### EXERCISE INPUTS
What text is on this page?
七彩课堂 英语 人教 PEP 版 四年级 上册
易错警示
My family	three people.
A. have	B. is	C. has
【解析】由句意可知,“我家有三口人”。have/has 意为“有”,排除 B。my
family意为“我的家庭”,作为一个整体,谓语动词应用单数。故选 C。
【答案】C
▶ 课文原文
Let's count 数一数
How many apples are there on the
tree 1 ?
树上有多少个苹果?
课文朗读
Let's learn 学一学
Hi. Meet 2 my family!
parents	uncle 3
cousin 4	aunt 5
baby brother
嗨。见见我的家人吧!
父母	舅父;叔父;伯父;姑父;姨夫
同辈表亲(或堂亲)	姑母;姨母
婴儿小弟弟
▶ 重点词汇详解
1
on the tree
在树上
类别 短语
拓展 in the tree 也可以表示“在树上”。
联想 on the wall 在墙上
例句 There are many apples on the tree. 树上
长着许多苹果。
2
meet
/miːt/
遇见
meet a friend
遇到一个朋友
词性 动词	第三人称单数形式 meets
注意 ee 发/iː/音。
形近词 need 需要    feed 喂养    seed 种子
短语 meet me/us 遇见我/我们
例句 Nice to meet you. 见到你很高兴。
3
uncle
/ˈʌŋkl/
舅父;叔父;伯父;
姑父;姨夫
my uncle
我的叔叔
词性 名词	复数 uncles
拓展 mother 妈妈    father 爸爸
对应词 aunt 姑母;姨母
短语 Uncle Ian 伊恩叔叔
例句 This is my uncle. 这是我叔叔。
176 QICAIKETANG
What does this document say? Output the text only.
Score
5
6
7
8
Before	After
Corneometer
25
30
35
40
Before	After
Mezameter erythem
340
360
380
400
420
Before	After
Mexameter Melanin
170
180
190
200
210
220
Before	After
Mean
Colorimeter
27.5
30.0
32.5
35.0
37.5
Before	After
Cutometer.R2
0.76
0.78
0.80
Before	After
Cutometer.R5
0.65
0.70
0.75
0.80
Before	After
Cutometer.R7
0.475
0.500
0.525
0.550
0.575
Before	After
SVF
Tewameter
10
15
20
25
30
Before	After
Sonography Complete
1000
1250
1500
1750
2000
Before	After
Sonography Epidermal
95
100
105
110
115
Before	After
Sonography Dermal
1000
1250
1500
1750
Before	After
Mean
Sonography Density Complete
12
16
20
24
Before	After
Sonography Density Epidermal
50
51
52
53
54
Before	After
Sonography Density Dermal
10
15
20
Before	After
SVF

### EXERCISE DETAILS
Exactly reproduce every line of the records.

### WORKED ANSWER
What text is on this page?
七彩课堂 英语 人教 PEP 版 四年级 上册
易错警示
My family	three people.
A. have	B. is	C. has
【解析】由句意可知,“我家有三口人”。have/has 意为“有”,排除 B。my
family意为“我的家庭”,作为一个整体,谓语动词应用单数。故选 C。
【答案】C
▶ 课文原文
Let's count 数一数
How many apples are there on the
tree 1 ?
树上有多少个苹果?
课文朗读
Let's learn 学一学
Hi. Meet 2 my family!
parents	uncle 3
cousin 4	aunt 5
baby brother
嗨。见见我的家人吧!
父母	舅父;叔父;伯父;姑父;姨夫
同辈表亲(或堂亲)	姑母;姨母
婴儿小弟弟
▶ 重点词汇详解
1
on the tree
在树上
类别 短语
拓展 in the tree 也可以表示“在树上”。
联想 on the wall 在墙上
例句 There are many apples on the tree. 树上
长着许多苹果。
2
meet
/miːt/
遇见
meet a friend
遇到一个朋友
词性 动词	第三人称单数形式 meets
注意 ee 发/iː/音。
形近词 need 需要    feed 喂养    seed 种子
短语 meet me/us 遇见我/我们
例句 Nice to meet you. 见到你很高兴。
3
uncle
/ˈʌŋkl/
舅父;叔父;伯父;
姑父;姨夫
my uncle
我的叔叔
词性 名词	复数 uncles
拓展 mother 妈妈    father 爸爸
对应词 aunt 姑母;姨母
短语 Uncle Ian 伊恩叔叔
例句 This is my uncle. 这是我叔叔。
176 QICAIKETANG
What does this document say? Output the text only.
Score
5
6
7
8
Before	After
Corneometer
25
30
35
40
Before	After
Mezameter erythem
340
360
380
400
420
Before	After
Mexameter Melanin
170
180
190
200
210
220
Before	After
Mean
Colorimeter
27.5
30.0
32.5
35.0
37.5
Before	After
Cutometer.R2
0.76
0.78
0.80
Before	After
Cutometer.R5
0.65
0.70
0.75
0.80
Before	After
Cutometer.R7
0.475
0.500
0.525
0.550
0.575
Before	After
SVF
Tewameter
10
15
20
25
30
Before	After
Sonography Complete
1000
1250
1500
1750
2000
Before	After
Sonography Epidermal
95
100
105
110
115
Before	After
Sonography Dermal
1000
1250
1500
1750
Before	After
Mean
Sonography Density Complete
12
16
20
24
Before	After
Sonography Density Epidermal
50
51
52
53
54
Before	After
Sonography Density Dermal
10
15
20
Before	After
SVF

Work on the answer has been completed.